- **REQUIREMENT**
The records are to be restated in their entirety, word for word.

- **SOURCE DATA**
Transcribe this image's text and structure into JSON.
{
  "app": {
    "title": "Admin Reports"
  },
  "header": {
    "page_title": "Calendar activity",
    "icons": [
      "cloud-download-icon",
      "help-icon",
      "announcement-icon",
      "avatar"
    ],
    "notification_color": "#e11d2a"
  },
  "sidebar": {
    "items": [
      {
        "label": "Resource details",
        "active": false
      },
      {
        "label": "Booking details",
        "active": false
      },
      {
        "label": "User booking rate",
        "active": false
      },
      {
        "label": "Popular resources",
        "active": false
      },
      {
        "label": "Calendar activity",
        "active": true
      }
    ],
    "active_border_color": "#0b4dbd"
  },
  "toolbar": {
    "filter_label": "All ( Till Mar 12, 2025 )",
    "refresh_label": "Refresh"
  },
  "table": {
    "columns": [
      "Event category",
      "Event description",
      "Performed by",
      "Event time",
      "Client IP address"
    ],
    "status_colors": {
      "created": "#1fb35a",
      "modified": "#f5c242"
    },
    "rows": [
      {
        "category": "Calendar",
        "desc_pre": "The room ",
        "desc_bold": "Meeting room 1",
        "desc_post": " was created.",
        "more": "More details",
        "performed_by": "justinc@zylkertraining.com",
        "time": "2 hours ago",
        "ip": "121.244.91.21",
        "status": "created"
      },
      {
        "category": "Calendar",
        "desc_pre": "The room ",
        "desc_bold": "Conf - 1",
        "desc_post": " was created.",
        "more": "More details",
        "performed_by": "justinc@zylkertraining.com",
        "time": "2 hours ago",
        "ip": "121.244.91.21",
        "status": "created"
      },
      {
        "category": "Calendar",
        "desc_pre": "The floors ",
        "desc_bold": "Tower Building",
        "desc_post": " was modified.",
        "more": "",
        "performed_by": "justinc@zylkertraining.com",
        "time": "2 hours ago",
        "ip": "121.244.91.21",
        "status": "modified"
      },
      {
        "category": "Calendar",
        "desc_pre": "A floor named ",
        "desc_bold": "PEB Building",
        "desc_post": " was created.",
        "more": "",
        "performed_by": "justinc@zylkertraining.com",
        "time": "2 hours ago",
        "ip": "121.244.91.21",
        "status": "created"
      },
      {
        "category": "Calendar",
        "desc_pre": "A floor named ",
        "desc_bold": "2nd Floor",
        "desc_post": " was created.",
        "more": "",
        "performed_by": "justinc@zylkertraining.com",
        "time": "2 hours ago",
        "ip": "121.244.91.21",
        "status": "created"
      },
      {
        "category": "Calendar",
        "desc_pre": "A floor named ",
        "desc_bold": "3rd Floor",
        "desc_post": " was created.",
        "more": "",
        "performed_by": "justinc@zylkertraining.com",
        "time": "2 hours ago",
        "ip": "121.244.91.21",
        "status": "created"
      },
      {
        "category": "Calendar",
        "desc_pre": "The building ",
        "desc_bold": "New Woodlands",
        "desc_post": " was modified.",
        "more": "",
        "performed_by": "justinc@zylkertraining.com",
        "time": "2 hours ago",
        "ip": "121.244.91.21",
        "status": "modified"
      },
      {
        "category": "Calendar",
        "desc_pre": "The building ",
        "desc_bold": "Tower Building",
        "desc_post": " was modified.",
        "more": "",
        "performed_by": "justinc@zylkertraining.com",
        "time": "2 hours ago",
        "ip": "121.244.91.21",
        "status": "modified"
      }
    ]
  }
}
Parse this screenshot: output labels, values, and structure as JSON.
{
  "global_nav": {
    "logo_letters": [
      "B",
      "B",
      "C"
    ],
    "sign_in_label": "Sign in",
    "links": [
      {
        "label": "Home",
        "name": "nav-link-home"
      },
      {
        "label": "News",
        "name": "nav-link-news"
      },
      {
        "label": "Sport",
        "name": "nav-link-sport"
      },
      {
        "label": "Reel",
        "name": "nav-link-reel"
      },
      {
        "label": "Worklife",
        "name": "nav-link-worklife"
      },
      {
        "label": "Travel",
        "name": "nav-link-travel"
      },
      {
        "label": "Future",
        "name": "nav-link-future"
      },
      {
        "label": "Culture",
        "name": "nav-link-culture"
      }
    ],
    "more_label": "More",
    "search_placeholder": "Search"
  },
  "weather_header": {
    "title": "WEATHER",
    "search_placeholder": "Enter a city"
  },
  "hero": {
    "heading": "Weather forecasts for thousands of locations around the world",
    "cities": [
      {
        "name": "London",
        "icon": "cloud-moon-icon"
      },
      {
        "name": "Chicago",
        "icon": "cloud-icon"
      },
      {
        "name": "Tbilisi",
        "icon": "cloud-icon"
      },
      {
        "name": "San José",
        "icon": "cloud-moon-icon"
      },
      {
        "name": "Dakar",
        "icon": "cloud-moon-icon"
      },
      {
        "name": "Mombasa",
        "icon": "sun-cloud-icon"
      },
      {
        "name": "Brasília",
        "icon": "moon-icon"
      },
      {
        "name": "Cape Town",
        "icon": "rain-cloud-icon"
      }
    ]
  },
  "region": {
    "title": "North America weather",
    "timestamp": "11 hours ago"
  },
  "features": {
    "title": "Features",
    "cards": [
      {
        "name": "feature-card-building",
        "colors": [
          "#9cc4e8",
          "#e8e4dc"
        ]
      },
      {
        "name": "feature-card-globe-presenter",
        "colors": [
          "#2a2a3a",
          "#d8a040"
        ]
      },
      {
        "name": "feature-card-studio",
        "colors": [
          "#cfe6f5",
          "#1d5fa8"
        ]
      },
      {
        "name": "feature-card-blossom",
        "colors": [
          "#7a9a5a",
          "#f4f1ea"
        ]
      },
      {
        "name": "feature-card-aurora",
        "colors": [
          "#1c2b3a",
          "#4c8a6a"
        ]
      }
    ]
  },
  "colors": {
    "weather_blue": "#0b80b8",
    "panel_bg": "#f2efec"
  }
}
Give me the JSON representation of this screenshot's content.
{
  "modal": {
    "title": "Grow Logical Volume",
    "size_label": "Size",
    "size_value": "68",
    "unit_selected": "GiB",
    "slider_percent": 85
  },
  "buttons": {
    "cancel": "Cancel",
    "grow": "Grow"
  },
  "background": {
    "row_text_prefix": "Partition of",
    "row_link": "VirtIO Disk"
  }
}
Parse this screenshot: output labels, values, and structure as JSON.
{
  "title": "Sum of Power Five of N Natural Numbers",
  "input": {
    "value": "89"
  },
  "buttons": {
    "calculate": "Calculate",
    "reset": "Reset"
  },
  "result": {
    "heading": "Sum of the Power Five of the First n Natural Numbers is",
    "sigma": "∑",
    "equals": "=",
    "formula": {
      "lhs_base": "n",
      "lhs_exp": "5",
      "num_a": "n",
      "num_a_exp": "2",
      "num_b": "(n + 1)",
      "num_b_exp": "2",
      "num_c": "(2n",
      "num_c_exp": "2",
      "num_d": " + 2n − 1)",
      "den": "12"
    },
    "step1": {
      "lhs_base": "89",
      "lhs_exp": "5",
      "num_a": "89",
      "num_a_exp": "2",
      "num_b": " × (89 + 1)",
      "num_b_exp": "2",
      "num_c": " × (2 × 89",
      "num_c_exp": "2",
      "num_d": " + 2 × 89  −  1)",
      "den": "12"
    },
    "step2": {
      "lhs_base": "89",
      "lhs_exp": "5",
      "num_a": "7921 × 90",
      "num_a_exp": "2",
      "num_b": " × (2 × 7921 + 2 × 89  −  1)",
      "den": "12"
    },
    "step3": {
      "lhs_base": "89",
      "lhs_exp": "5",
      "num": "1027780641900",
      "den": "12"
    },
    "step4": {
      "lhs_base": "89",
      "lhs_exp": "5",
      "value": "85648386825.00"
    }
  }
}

- **THE OUTPUT**
Transcribe this image's text and structure into JSON.
{
  "app": {
    "title": "Admin Reports"
  },
  "header": {
    "page_title": "Calendar activity",
    "icons": [
      "cloud-download-icon",
      "help-icon",
      "announcement-icon",
      "avatar"
    ],
    "notification_color": "#e11d2a"
  },
  "sidebar": {
    "items": [
      {
        "label": "Resource details",
        "active": false
      },
      {
        "label": "Booking details",
        "active": false
      },
      {
        "label": "User booking rate",
        "active": false
      },
      {
        "label": "Popular resources",
        "active": false
      },
      {
        "label": "Calendar activity",
        "active": true
      }
    ],
    "active_border_color": "#0b4dbd"
  },
  "toolbar": {
    "filter_label": "All ( Till Mar 12, 2025 )",
    "refresh_label": "Refresh"
  },
  "table": {
    "columns": [
      "Event category",
      "Event description",
      "Performed by",
      "Event time",
      "Client IP address"
    ],
    "status_colors": {
      "created": "#1fb35a",
      "modified": "#f5c242"
    },
    "rows": [
      {
        "category": "Calendar",
        "desc_pre": "The room ",
        "desc_bold": "Meeting room 1",
        "desc_post": " was created.",
        "more": "More details",
        "performed_by": "justinc@zylkertraining.com",
        "time": "2 hours ago",
        "ip": "121.244.91.21",
        "status": "created"
      },
      {
        "category": "Calendar",
        "desc_pre": "The room ",
        "desc_bold": "Conf - 1",
        "desc_post": " was created.",
        "more": "More details",
        "performed_by": "justinc@zylkertraining.com",
        "time": "2 hours ago",
        "ip": "121.244.91.21",
        "status": "created"
      },
      {
        "category": "Calendar",
        "desc_pre": "The floors ",
        "desc_bold": "Tower Building",
        "desc_post": " was modified.",
        "more": "",
        "performed_by": "justinc@zylkertraining.com",
        "time": "2 hours ago",
        "ip": "121.244.91.21",
        "status": "modified"
      },
      {
        "category": "Calendar",
        "desc_pre": "A floor named ",
        "desc_bold": "PEB Building",
        "desc_post": " was created.",
        "more": "",
        "performed_by": "justinc@zylkertraining.com",
        "time": "2 hours ago",
        "ip": "121.244.91.21",
        "status": "created"
      },
      {
        "category": "Calendar",
        "desc_pre": "A floor named ",
        "desc_bold": "2nd Floor",
        "desc_post": " was created.",
        "more": "",
        "performed_by": "justinc@zylkertraining.com",
        "time": "2 hours ago",
        "ip": "121.244.91.21",
        "status": "created"
      },
      {
        "category": "Calendar",
        "desc_pre": "A floor named ",
        "desc_bold": "3rd Floor",
        "desc_post": " was created.",
        "more": "",
        "performed_by": "justinc@zylkertraining.com",
        "time": "2 hours ago",
        "ip": "121.244.91.21",
        "status": "created"
      },
      {
        "category": "Calendar",
        "desc_pre": "The building ",
        "desc_bold": "New Woodlands",
        "desc_post": " was modified.",
        "more": "",
        "performed_by": "justinc@zylkertraining.com",
        "time": "2 hours ago",
        "ip": "121.244.91.21",
        "status": "modified"
      },
      {
        "category": "Calendar",
        "desc_pre": "The building ",
        "desc_bold": "Tower Building",
        "desc_post": " was modified.",
        "more": "",
        "performed_by": "justinc@zylkertraining.com",
        "time": "2 hours ago",
        "ip": "121.244.91.21",
        "status": "modified"
      }
    ]
  }
}
Parse this screenshot: output labels, values, and structure as JSON.
{
  "global_nav": {
    "logo_letters": [
      "B",
      "B",
      "C"
    ],
    "sign_in_label": "Sign in",
    "links": [
      {
        "label": "Home",
        "name": "nav-link-home"
      },
      {
        "label": "News",
        "name": "nav-link-news"
      },
      {
        "label": "Sport",
        "name": "nav-link-sport"
      },
      {
        "label": "Reel",
        "name": "nav-link-reel"
      },
      {
        "label": "Worklife",
        "name": "nav-link-worklife"
      },
      {
        "label": "Travel",
        "name": "nav-link-travel"
      },
      {
        "label": "Future",
        "name": "nav-link-future"
      },
      {
        "label": "Culture",
        "name": "nav-link-culture"
      }
    ],
    "more_label": "More",
    "search_placeholder": "Search"
  },
  "weather_header": {
    "title": "WEATHER",
    "search_placeholder": "Enter a city"
  },
  "hero": {
    "heading": "Weather forecasts for thousands of locations around the world",
    "cities": [
      {
        "name": "London",
        "icon": "cloud-moon-icon"
      },
      {
        "name": "Chicago",
        "icon": "cloud-icon"
      },
      {
        "name": "Tbilisi",
        "icon": "cloud-icon"
      },
      {
        "name": "San José",
        "icon": "cloud-moon-icon"
      },
      {
        "name": "Dakar",
        "icon": "cloud-moon-icon"
      },
      {
        "name": "Mombasa",
        "icon": "sun-cloud-icon"
      },
      {
        "name": "Brasília",
        "icon": "moon-icon"
      },
      {
        "name": "Cape Town",
        "icon": "rain-cloud-icon"
      }
    ]
  },
  "region": {
    "title": "North America weather",
    "timestamp": "11 hours ago"
  },
  "features": {
    "title": "Features",
    "cards": [
      {
        "name": "feature-card-building",
        "colors": [
          "#9cc4e8",
          "#e8e4dc"
        ]
      },
      {
        "name": "feature-card-globe-presenter",
        "colors": [
          "#2a2a3a",
          "#d8a040"
        ]
      },
      {
        "name": "feature-card-studio",
        "colors": [
          "#cfe6f5",
          "#1d5fa8"
        ]
      },
      {
        "name": "feature-card-blossom",
        "colors": [
          "#7a9a5a",
          "#f4f1ea"
        ]
      },
      {
        "name": "feature-card-aurora",
        "colors": [
          "#1c2b3a",
          "#4c8a6a"
        ]
      }
    ]
  },
  "colors": {
    "weather_blue": "#0b80b8",
    "panel_bg": "#f2efec"
  }
}
Give me the JSON representation of this screenshot's content.
{
  "modal": {
    "title": "Grow Logical Volume",
    "size_label": "Size",
    "size_value": "68",
    "unit_selected": "GiB",
    "slider_percent": 85
  },
  "buttons": {
    "cancel": "Cancel",
    "grow": "Grow"
  },
  "background": {
    "row_text_prefix": "Partition of",
    "row_link": "VirtIO Disk"
  }
}
Parse this screenshot: output labels, values, and structure as JSON.
{
  "title": "Sum of Power Five of N Natural Numbers",
  "input": {
    "value": "89"
  },
  "buttons": {
    "calculate": "Calculate",
    "reset": "Reset"
  },
  "result": {
    "heading": "Sum of the Power Five of the First n Natural Numbers is",
    "sigma": "∑",
    "equals": "=",
    "formula": {
      "lhs_base": "n",
      "lhs_exp": "5",
      "num_a": "n",
      "num_a_exp": "2",
      "num_b": "(n + 1)",
      "num_b_exp": "2",
      "num_c": "(2n",
      "num_c_exp": "2",
      "num_d": " + 2n − 1)",
      "den": "12"
    },
    "step1": {
      "lhs_base": "89",
      "lhs_exp": "5",
      "num_a": "89",
      "num_a_exp": "2",
      "num_b": " × (89 + 1)",
      "num_b_exp": "2",
      "num_c": " × (2 × 89",
      "num_c_exp": "2",
      "num_d": " + 2 × 89  −  1)",
      "den": "12"
    },
    "step2": {
      "lhs_base": "89",
      "lhs_exp": "5",
      "num_a": "7921 × 90",
      "num_a_exp": "2",
      "num_b": " × (2 × 7921 + 2 × 89  −  1)",
      "den": "12"
    },
    "step3": {
      "lhs_base": "89",
      "lhs_exp": "5",
      "num": "1027780641900",
      "den": "12"
    },
    "step4": {
      "lhs_base": "89",
      "lhs_exp": "5",
      "value": "85648386825.00"
    }
  }
}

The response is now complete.